- [Exercise directions] Return, word for word, every line that follows.

- [Exercise material]
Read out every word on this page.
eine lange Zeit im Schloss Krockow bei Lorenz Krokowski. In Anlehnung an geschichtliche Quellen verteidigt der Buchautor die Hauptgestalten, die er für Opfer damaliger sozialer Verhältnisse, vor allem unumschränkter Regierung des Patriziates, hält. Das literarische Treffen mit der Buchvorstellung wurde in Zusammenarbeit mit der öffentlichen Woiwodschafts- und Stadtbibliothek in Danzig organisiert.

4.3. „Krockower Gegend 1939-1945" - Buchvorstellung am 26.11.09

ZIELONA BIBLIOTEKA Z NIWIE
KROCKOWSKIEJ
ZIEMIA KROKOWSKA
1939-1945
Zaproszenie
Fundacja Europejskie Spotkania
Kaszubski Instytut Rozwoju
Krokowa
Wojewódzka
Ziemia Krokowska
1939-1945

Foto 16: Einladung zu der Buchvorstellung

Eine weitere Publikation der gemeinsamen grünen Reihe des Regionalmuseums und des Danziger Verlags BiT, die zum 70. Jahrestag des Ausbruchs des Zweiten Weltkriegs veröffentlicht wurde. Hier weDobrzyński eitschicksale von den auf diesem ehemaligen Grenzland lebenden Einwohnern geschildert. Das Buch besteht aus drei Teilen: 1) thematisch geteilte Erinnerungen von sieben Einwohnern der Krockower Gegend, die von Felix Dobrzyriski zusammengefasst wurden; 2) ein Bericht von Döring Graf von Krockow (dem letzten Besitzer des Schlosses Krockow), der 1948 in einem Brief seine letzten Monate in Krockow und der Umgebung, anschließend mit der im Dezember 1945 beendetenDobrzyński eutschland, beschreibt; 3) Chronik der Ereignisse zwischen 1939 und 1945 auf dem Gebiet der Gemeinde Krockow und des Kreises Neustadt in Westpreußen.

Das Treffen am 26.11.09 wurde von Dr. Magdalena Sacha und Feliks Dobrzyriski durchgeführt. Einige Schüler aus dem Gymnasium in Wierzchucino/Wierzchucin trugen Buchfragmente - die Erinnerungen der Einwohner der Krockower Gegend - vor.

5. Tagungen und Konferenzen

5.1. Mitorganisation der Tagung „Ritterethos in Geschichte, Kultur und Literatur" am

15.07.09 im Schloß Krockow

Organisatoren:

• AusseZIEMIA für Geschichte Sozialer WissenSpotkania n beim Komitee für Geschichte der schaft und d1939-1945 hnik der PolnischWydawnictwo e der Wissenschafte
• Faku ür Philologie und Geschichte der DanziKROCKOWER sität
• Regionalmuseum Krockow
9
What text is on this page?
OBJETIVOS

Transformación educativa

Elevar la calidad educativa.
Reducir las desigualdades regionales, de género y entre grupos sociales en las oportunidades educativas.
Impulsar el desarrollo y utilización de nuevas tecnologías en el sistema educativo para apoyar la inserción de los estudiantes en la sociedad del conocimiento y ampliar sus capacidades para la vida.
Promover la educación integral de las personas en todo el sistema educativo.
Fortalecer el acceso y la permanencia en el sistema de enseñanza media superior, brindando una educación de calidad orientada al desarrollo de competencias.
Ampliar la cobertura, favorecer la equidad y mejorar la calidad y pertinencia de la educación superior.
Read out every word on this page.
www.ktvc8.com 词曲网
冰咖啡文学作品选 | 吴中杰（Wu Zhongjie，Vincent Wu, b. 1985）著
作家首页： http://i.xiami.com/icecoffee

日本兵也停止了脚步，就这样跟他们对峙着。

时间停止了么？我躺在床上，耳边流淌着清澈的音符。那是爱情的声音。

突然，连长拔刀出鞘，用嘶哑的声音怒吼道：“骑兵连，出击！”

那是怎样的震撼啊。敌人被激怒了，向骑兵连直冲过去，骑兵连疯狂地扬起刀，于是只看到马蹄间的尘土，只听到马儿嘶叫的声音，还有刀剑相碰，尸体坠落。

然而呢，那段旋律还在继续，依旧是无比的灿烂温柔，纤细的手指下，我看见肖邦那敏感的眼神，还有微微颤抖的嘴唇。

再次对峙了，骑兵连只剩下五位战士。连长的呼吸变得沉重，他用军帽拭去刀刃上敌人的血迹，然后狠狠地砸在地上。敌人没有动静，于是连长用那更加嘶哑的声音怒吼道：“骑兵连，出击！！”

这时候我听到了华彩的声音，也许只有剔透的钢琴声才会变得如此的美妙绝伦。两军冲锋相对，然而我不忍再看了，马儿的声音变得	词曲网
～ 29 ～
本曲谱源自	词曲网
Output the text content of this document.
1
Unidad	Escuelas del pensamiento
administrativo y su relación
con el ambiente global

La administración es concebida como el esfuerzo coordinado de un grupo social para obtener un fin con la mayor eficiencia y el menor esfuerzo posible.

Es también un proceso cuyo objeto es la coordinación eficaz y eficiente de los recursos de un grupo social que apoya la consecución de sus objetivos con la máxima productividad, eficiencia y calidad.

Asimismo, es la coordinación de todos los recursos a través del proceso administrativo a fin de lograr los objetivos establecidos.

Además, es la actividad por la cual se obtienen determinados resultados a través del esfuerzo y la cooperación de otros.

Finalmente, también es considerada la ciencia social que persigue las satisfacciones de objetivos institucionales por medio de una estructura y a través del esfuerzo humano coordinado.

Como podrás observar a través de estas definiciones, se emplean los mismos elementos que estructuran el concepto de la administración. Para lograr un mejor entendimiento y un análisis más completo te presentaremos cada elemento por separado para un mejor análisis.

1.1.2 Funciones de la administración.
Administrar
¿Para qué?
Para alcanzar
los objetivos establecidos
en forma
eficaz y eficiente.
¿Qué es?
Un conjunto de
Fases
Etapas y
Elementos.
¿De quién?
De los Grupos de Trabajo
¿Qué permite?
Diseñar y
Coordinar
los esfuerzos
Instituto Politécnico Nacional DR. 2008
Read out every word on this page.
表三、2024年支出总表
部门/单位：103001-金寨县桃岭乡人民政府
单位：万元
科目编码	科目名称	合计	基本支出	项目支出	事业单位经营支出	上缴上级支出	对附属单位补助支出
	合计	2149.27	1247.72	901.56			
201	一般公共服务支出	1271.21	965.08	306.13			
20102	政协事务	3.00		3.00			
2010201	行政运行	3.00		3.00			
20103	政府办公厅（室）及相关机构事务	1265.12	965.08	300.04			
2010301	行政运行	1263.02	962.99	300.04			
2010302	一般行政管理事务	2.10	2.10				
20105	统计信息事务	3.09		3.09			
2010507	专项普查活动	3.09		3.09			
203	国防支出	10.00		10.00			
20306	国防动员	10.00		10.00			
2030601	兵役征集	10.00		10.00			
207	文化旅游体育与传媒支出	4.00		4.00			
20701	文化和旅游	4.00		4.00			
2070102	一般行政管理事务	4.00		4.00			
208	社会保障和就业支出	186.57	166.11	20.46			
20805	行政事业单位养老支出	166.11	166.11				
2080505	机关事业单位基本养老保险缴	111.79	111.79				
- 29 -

- [Exercise solution]
Read out every word on this page.
eine lange Zeit im Schloss Krockow bei Lorenz Krokowski. In Anlehnung an geschichtliche Quellen verteidigt der Buchautor die Hauptgestalten, die er für Opfer damaliger sozialer Verhältnisse, vor allem unumschränkter Regierung des Patriziates, hält. Das literarische Treffen mit der Buchvorstellung wurde in Zusammenarbeit mit der öffentlichen Woiwodschafts- und Stadtbibliothek in Danzig organisiert.

4.3. „Krockower Gegend 1939-1945" - Buchvorstellung am 26.11.09

ZIELONA BIBLIOTEKA Z NIWIE
KROCKOWSKIEJ
ZIEMIA KROKOWSKA
1939-1945
Zaproszenie
Fundacja Europejskie Spotkania
Kaszubski Instytut Rozwoju
Krokowa
Wojewódzka
Ziemia Krokowska
1939-1945

Foto 16: Einladung zu der Buchvorstellung

Eine weitere Publikation der gemeinsamen grünen Reihe des Regionalmuseums und des Danziger Verlags BiT, die zum 70. Jahrestag des Ausbruchs des Zweiten Weltkriegs veröffentlicht wurde. Hier weDobrzyński eitschicksale von den auf diesem ehemaligen Grenzland lebenden Einwohnern geschildert. Das Buch besteht aus drei Teilen: 1) thematisch geteilte Erinnerungen von sieben Einwohnern der Krockower Gegend, die von Felix Dobrzyriski zusammengefasst wurden; 2) ein Bericht von Döring Graf von Krockow (dem letzten Besitzer des Schlosses Krockow), der 1948 in einem Brief seine letzten Monate in Krockow und der Umgebung, anschließend mit der im Dezember 1945 beendetenDobrzyński eutschland, beschreibt; 3) Chronik der Ereignisse zwischen 1939 und 1945 auf dem Gebiet der Gemeinde Krockow und des Kreises Neustadt in Westpreußen.

Das Treffen am 26.11.09 wurde von Dr. Magdalena Sacha und Feliks Dobrzyriski durchgeführt. Einige Schüler aus dem Gymnasium in Wierzchucino/Wierzchucin trugen Buchfragmente - die Erinnerungen der Einwohner der Krockower Gegend - vor.

5. Tagungen und Konferenzen

5.1. Mitorganisation der Tagung „Ritterethos in Geschichte, Kultur und Literatur" am

15.07.09 im Schloß Krockow

Organisatoren:

• AusseZIEMIA für Geschichte Sozialer WissenSpotkania n beim Komitee für Geschichte der schaft und d1939-1945 hnik der PolnischWydawnictwo e der Wissenschafte
• Faku ür Philologie und Geschichte der DanziKROCKOWER sität
• Regionalmuseum Krockow
9
What text is on this page?
OBJETIVOS

Transformación educativa

Elevar la calidad educativa.
Reducir las desigualdades regionales, de género y entre grupos sociales en las oportunidades educativas.
Impulsar el desarrollo y utilización de nuevas tecnologías en el sistema educativo para apoyar la inserción de los estudiantes en la sociedad del conocimiento y ampliar sus capacidades para la vida.
Promover la educación integral de las personas en todo el sistema educativo.
Fortalecer el acceso y la permanencia en el sistema de enseñanza media superior, brindando una educación de calidad orientada al desarrollo de competencias.
Ampliar la cobertura, favorecer la equidad y mejorar la calidad y pertinencia de la educación superior.
Read out every word on this page.
www.ktvc8.com 词曲网
冰咖啡文学作品选 | 吴中杰（Wu Zhongjie，Vincent Wu, b. 1985）著
作家首页： http://i.xiami.com/icecoffee

日本兵也停止了脚步，就这样跟他们对峙着。

时间停止了么？我躺在床上，耳边流淌着清澈的音符。那是爱情的声音。

突然，连长拔刀出鞘，用嘶哑的声音怒吼道：“骑兵连，出击！”

那是怎样的震撼啊。敌人被激怒了，向骑兵连直冲过去，骑兵连疯狂地扬起刀，于是只看到马蹄间的尘土，只听到马儿嘶叫的声音，还有刀剑相碰，尸体坠落。

然而呢，那段旋律还在继续，依旧是无比的灿烂温柔，纤细的手指下，我看见肖邦那敏感的眼神，还有微微颤抖的嘴唇。

再次对峙了，骑兵连只剩下五位战士。连长的呼吸变得沉重，他用军帽拭去刀刃上敌人的血迹，然后狠狠地砸在地上。敌人没有动静，于是连长用那更加嘶哑的声音怒吼道：“骑兵连，出击！！”

这时候我听到了华彩的声音，也许只有剔透的钢琴声才会变得如此的美妙绝伦。两军冲锋相对，然而我不忍再看了，马儿的声音变得	词曲网
～ 29 ～
本曲谱源自	词曲网
Output the text content of this document.
1
Unidad	Escuelas del pensamiento
administrativo y su relación
con el ambiente global

La administración es concebida como el esfuerzo coordinado de un grupo social para obtener un fin con la mayor eficiencia y el menor esfuerzo posible.

Es también un proceso cuyo objeto es la coordinación eficaz y eficiente de los recursos de un grupo social que apoya la consecución de sus objetivos con la máxima productividad, eficiencia y calidad.

Asimismo, es la coordinación de todos los recursos a través del proceso administrativo a fin de lograr los objetivos establecidos.

Además, es la actividad por la cual se obtienen determinados resultados a través del esfuerzo y la cooperación de otros.

Finalmente, también es considerada la ciencia social que persigue las satisfacciones de objetivos institucionales por medio de una estructura y a través del esfuerzo humano coordinado.

Como podrás observar a través de estas definiciones, se emplean los mismos elementos que estructuran el concepto de la administración. Para lograr un mejor entendimiento y un análisis más completo te presentaremos cada elemento por separado para un mejor análisis.

1.1.2 Funciones de la administración.
Administrar
¿Para qué?
Para alcanzar
los objetivos establecidos
en forma
eficaz y eficiente.
¿Qué es?
Un conjunto de
Fases
Etapas y
Elementos.
¿De quién?
De los Grupos de Trabajo
¿Qué permite?
Diseñar y
Coordinar
los esfuerzos
Instituto Politécnico Nacional DR. 2008
Read out every word on this page.
表三、2024年支出总表
部门/单位：103001-金寨县桃岭乡人民政府
单位：万元
科目编码	科目名称	合计	基本支出	项目支出	事业单位经营支出	上缴上级支出	对附属单位补助支出
	合计	2149.27	1247.72	901.56			
201	一般公共服务支出	1271.21	965.08	306.13			
20102	政协事务	3.00		3.00			
2010201	行政运行	3.00		3.00			
20103	政府办公厅（室）及相关机构事务	1265.12	965.08	300.04			
2010301	行政运行	1263.02	962.99	300.04			
2010302	一般行政管理事务	2.10	2.10				
20105	统计信息事务	3.09		3.09			
2010507	专项普查活动	3.09		3.09			
203	国防支出	10.00		10.00			
20306	国防动员	10.00		10.00			
2030601	兵役征集	10.00		10.00			
207	文化旅游体育与传媒支出	4.00		4.00			
20701	文化和旅游	4.00		4.00			
2070102	一般行政管理事务	4.00		4.00			
208	社会保障和就业支出	186.57	166.11	20.46			
20805	行政事业单位养老支出	166.11	166.11				
2080505	机关事业单位基本养老保险缴	111.79	111.79				
- 29 -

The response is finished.